◆ Data lines ◆
※

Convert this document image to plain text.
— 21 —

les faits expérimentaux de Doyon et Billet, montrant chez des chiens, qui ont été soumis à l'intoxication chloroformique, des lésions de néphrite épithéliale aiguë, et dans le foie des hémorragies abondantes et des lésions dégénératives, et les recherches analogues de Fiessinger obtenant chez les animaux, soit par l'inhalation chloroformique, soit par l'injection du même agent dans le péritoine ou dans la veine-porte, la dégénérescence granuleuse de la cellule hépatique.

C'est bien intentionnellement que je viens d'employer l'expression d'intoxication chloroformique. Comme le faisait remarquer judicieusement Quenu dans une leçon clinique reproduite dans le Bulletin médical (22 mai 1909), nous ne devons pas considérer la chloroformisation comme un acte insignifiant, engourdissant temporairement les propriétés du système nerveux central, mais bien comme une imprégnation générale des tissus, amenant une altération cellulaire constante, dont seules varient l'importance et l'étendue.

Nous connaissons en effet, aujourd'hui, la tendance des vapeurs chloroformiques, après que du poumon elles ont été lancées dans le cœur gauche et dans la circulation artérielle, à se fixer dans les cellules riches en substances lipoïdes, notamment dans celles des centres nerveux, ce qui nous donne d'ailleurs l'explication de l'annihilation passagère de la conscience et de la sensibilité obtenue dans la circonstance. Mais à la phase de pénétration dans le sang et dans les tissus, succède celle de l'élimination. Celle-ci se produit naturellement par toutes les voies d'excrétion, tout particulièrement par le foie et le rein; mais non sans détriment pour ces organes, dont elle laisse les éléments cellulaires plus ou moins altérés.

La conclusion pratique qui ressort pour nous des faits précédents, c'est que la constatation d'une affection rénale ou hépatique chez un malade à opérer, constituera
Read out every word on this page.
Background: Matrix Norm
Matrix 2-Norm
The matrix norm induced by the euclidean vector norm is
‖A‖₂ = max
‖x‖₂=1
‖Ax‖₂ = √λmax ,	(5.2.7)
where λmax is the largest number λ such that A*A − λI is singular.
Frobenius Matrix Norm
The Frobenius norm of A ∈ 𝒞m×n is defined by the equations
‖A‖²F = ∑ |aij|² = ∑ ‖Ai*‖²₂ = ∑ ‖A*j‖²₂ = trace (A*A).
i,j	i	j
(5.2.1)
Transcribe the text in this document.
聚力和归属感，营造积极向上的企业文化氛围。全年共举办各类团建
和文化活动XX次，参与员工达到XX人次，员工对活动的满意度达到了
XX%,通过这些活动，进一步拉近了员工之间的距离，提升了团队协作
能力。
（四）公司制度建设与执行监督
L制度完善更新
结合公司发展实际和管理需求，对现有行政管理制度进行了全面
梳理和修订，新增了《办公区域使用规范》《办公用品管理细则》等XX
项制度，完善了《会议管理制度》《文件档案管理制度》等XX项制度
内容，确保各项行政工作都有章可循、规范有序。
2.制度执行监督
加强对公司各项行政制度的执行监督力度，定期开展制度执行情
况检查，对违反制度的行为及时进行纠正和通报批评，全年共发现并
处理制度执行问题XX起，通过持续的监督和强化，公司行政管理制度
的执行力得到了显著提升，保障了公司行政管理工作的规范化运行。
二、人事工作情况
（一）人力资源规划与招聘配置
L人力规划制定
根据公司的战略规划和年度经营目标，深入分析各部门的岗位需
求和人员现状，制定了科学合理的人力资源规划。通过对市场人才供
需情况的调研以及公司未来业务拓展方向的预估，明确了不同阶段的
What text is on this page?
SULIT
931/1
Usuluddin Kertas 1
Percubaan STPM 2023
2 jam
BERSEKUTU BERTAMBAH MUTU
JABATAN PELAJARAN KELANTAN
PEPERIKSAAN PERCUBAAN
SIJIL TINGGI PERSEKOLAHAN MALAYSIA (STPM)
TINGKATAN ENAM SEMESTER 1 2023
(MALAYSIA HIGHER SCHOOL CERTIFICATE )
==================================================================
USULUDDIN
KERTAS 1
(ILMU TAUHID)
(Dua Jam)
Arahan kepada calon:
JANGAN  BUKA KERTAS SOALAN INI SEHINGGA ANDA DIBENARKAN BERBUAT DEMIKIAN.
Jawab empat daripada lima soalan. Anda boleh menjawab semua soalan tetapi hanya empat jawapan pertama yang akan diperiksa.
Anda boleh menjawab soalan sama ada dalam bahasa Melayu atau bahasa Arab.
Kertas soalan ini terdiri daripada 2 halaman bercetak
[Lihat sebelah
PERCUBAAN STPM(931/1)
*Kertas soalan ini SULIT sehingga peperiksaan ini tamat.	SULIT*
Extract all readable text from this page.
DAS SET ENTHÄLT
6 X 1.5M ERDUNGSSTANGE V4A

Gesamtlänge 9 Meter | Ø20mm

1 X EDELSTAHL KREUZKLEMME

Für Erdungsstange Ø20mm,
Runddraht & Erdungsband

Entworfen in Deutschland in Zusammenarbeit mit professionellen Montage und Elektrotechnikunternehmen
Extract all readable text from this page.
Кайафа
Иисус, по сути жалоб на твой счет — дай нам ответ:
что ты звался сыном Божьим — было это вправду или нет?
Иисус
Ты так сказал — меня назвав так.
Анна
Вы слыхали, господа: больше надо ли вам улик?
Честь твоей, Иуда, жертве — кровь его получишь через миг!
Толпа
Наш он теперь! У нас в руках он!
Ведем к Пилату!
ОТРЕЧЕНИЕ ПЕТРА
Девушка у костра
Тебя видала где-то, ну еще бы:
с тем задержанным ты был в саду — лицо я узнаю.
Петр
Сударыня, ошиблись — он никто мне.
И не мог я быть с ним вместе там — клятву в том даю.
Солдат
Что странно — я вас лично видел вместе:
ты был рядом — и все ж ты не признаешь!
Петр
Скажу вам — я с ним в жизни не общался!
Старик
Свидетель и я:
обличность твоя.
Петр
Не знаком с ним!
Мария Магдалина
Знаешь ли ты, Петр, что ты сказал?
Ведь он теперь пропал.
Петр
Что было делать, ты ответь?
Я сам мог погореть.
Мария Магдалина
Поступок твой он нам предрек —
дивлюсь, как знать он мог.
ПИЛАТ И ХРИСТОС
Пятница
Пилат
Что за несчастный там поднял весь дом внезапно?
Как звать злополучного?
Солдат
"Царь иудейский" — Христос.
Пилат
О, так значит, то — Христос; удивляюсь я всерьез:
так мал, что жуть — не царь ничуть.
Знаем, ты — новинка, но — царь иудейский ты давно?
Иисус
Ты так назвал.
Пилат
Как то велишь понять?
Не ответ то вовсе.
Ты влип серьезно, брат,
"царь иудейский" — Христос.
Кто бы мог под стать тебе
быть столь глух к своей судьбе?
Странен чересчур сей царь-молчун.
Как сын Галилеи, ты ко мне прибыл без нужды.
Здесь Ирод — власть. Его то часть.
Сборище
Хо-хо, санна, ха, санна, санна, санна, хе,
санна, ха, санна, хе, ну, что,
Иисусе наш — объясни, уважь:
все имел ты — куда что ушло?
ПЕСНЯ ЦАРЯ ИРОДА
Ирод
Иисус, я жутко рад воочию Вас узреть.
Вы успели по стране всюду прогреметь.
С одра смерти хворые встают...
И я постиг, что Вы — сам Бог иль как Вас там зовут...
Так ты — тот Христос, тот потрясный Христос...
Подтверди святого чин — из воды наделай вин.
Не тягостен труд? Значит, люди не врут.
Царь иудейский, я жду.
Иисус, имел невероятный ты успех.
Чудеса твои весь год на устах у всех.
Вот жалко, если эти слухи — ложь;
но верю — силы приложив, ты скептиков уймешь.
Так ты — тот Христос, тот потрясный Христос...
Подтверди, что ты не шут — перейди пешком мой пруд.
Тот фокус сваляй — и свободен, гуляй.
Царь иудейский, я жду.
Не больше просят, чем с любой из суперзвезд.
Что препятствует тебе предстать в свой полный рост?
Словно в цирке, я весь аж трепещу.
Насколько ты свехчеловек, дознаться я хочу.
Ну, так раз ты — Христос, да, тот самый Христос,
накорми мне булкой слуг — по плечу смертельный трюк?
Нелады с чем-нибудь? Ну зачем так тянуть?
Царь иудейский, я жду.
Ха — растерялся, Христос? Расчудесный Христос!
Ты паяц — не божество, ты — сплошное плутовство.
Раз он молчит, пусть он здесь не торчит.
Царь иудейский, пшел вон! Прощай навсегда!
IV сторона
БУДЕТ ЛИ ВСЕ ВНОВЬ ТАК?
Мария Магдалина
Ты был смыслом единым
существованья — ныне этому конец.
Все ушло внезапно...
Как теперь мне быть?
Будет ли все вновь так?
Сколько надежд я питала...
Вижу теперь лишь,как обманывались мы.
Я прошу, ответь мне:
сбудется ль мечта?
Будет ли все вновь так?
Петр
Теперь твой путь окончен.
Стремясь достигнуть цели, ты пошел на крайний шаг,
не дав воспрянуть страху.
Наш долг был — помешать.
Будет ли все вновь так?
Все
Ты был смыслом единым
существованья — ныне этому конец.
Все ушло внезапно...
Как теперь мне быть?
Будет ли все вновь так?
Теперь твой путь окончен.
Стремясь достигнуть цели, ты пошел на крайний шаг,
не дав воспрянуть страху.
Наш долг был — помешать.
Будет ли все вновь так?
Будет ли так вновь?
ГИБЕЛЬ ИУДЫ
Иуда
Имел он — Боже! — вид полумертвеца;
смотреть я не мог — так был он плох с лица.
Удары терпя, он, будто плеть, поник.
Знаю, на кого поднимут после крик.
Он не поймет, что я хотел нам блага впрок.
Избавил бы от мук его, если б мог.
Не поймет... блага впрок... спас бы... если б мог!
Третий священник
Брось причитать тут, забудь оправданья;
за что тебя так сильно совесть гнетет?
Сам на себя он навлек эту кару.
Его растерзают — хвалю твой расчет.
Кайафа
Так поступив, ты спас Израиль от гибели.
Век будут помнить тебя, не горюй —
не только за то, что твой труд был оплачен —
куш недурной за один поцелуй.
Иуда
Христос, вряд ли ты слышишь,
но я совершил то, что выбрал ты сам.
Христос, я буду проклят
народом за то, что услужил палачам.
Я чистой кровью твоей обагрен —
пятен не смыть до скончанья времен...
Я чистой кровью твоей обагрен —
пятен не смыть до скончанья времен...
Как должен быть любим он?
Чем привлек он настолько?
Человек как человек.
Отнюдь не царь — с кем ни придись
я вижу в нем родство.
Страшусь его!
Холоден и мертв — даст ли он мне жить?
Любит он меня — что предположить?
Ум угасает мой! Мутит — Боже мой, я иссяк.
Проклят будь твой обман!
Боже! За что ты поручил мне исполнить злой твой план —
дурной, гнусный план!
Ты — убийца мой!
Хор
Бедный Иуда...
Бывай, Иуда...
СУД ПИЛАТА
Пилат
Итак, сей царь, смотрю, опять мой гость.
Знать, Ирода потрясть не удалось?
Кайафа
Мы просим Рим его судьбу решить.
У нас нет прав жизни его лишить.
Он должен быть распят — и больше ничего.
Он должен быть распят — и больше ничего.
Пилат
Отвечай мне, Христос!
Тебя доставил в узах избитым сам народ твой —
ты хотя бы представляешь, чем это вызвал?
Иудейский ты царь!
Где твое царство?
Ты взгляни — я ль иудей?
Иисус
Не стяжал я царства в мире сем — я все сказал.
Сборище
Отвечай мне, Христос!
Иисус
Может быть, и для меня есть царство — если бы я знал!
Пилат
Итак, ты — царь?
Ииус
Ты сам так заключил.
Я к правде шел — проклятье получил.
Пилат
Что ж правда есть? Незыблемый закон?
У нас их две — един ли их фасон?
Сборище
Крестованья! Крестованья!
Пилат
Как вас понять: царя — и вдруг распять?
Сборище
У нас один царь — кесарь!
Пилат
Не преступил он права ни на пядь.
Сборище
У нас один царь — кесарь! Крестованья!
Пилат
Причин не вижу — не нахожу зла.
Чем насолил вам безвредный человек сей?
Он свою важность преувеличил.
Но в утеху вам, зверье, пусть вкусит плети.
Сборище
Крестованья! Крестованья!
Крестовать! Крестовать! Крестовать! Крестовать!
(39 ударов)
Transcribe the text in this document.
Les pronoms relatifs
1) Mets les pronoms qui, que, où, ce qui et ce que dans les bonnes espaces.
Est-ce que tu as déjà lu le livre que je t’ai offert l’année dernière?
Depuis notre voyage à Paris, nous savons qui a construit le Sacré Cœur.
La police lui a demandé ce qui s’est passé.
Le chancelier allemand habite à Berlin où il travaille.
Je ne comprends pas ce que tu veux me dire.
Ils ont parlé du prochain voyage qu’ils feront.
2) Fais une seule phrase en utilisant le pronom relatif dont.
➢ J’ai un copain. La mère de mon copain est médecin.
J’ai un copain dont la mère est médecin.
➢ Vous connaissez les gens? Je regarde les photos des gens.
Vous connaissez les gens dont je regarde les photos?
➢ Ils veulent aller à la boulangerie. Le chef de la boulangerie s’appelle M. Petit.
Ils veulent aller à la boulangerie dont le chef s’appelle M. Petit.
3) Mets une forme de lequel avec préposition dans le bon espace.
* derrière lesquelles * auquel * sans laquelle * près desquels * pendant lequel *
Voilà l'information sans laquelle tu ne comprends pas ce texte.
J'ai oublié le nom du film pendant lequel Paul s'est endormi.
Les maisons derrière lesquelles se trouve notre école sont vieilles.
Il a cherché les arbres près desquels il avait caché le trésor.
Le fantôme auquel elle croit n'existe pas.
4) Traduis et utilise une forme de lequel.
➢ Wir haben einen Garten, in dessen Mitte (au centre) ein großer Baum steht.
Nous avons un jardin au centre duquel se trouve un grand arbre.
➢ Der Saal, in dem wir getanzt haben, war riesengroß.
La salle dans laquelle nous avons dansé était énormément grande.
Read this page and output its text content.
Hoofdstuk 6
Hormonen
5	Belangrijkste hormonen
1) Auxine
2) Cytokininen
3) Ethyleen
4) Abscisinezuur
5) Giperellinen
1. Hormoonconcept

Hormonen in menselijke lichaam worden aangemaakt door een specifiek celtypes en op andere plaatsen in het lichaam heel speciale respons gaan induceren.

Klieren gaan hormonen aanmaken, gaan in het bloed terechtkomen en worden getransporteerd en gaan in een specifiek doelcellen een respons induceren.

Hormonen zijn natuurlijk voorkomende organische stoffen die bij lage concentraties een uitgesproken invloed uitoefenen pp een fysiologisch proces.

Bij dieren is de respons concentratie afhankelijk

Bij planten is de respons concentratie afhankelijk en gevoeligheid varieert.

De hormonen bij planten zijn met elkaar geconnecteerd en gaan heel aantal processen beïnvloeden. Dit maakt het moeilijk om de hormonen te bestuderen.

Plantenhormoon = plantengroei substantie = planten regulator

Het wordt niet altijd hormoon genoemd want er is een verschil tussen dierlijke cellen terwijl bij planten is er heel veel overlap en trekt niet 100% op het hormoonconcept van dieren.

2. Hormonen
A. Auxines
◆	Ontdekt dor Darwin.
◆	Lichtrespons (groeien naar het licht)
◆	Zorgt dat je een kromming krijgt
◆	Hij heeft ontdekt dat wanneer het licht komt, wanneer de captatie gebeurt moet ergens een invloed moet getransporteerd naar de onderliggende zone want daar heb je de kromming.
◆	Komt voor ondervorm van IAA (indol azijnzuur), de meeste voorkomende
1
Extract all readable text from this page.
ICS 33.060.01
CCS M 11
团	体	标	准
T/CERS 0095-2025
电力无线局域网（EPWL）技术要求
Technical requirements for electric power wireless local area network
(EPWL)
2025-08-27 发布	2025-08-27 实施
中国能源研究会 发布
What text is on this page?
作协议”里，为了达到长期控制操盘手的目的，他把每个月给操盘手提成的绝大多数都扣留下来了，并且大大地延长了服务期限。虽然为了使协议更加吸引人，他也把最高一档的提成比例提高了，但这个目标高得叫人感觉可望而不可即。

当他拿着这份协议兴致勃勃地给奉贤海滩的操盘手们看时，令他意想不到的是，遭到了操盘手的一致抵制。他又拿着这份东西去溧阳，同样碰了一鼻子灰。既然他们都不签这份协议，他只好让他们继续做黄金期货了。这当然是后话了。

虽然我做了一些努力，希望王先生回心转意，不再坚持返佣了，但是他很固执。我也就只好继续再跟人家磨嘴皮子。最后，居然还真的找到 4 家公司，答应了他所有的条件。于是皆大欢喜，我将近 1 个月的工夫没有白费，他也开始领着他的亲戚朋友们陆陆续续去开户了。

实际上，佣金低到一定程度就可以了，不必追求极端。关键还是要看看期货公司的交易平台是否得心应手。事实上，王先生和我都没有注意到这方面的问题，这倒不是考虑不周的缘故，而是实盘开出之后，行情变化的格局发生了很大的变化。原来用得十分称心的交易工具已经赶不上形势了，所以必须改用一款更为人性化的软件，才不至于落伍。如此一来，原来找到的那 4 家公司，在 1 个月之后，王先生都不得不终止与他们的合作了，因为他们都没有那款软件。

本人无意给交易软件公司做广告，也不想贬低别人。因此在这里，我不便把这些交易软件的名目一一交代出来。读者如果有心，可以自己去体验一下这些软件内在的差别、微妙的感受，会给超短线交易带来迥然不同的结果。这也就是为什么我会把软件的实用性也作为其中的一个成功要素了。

※

◆ Short exercise ◆
From the listing above, copy every line that includes the word "induceren".

◆ Correct result ◆
Hormonen in menselijke lichaam worden aangemaakt door een specifiek celtypes en op andere plaatsen in het lichaam heel speciale respons gaan induceren.
Klieren gaan hormonen aanmaken, gaan in het bloed terechtkomen en worden getransporteerd en gaan in een specifiek doelcellen een respons induceren.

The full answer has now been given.